[Part of a data file]
○ ○ ○ ○ ○ ○ ○
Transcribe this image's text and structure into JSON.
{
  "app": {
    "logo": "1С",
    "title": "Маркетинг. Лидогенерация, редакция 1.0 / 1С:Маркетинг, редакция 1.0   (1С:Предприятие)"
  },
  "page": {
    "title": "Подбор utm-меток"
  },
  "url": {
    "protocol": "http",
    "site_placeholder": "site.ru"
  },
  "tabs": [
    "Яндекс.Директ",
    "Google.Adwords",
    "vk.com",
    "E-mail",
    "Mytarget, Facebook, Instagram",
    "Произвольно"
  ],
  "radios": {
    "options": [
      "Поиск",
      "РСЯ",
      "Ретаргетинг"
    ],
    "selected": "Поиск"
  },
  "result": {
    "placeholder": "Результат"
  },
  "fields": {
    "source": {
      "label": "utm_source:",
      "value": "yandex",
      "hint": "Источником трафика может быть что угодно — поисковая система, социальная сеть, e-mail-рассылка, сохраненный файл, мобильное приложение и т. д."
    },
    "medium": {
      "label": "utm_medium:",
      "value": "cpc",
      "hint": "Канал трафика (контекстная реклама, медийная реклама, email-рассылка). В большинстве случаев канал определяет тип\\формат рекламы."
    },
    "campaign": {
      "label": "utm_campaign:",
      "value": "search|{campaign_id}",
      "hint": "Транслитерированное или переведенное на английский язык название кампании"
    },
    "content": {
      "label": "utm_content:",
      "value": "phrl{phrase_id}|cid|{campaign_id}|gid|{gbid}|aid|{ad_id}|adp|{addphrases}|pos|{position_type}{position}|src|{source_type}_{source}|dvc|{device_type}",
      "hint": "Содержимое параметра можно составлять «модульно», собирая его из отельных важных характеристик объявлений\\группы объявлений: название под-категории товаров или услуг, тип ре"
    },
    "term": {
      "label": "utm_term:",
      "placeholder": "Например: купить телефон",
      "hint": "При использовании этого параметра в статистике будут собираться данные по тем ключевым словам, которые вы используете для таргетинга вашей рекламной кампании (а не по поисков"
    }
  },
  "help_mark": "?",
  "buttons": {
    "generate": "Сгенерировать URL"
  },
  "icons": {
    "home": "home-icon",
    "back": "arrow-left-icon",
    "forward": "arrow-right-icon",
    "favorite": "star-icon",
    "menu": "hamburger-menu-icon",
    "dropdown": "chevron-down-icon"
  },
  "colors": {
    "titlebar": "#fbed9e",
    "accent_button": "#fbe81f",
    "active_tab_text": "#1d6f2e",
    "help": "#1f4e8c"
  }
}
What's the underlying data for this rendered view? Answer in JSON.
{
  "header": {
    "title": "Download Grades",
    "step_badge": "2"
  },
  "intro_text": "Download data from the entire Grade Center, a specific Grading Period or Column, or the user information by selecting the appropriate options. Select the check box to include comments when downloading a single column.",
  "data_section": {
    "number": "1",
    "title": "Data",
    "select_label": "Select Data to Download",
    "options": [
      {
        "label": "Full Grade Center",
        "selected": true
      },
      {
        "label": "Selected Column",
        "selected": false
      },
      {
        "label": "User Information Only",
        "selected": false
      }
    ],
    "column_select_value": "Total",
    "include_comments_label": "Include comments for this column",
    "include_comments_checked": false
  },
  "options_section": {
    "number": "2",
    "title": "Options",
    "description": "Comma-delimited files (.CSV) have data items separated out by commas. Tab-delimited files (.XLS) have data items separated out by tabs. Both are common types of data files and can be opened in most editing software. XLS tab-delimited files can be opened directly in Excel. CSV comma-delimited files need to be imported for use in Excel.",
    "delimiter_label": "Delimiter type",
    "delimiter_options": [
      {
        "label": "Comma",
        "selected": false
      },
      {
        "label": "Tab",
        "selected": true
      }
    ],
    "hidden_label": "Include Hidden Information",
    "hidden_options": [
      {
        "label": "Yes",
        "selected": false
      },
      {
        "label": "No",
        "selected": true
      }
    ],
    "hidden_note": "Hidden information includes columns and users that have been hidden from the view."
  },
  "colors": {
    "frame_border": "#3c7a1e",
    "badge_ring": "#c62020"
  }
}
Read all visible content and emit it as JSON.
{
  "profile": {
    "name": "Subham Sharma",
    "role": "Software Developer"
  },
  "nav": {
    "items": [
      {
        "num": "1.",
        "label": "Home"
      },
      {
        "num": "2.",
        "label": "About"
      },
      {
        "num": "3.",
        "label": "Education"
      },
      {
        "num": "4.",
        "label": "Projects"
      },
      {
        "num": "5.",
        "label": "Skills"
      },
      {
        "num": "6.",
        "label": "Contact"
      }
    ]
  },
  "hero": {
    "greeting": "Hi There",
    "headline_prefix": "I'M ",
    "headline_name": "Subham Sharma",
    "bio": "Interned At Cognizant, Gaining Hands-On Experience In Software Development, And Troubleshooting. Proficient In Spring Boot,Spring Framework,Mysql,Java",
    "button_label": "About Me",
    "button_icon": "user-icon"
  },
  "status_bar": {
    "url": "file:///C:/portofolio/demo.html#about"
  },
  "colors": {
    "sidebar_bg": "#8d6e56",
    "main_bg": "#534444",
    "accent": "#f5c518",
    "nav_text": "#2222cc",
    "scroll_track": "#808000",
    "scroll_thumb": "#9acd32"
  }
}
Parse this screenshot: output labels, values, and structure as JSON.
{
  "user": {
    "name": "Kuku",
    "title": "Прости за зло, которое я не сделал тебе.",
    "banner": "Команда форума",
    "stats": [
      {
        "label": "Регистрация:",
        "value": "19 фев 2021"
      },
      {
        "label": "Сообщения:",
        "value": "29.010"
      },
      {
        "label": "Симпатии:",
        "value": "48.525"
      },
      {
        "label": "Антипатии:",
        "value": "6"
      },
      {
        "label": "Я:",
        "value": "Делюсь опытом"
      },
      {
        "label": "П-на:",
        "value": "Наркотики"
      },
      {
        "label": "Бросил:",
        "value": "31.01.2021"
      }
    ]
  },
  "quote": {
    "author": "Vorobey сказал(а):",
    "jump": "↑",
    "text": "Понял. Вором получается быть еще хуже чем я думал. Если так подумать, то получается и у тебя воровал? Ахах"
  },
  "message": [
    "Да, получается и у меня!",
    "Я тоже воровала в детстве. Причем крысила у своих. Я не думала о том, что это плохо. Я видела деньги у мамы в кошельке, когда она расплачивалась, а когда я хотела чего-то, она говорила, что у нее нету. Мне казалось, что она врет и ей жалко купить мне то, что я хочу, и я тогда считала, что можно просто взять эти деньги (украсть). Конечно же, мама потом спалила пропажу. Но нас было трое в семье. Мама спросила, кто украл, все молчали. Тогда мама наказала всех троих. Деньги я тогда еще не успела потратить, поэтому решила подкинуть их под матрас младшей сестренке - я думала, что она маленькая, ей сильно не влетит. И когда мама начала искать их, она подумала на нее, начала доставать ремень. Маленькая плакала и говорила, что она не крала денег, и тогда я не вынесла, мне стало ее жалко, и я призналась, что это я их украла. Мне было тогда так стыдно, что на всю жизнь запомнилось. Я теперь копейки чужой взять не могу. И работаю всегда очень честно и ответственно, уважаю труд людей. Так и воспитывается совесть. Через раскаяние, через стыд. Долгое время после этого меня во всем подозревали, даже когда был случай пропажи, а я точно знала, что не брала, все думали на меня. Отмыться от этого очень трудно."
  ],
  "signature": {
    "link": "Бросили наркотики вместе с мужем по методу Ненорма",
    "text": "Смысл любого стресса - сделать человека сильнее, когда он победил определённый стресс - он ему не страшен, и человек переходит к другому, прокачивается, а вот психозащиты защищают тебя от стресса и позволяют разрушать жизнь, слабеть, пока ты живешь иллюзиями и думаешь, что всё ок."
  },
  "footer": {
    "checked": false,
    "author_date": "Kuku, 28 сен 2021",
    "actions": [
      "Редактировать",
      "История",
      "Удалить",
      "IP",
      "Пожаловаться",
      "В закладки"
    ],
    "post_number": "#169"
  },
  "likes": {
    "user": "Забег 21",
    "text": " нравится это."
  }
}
○ ○ ○ ○ ○ ○ ○
How many lines of the data hold the string "JSON"? Reply with the number alone.

FULL OUTPUT ::
4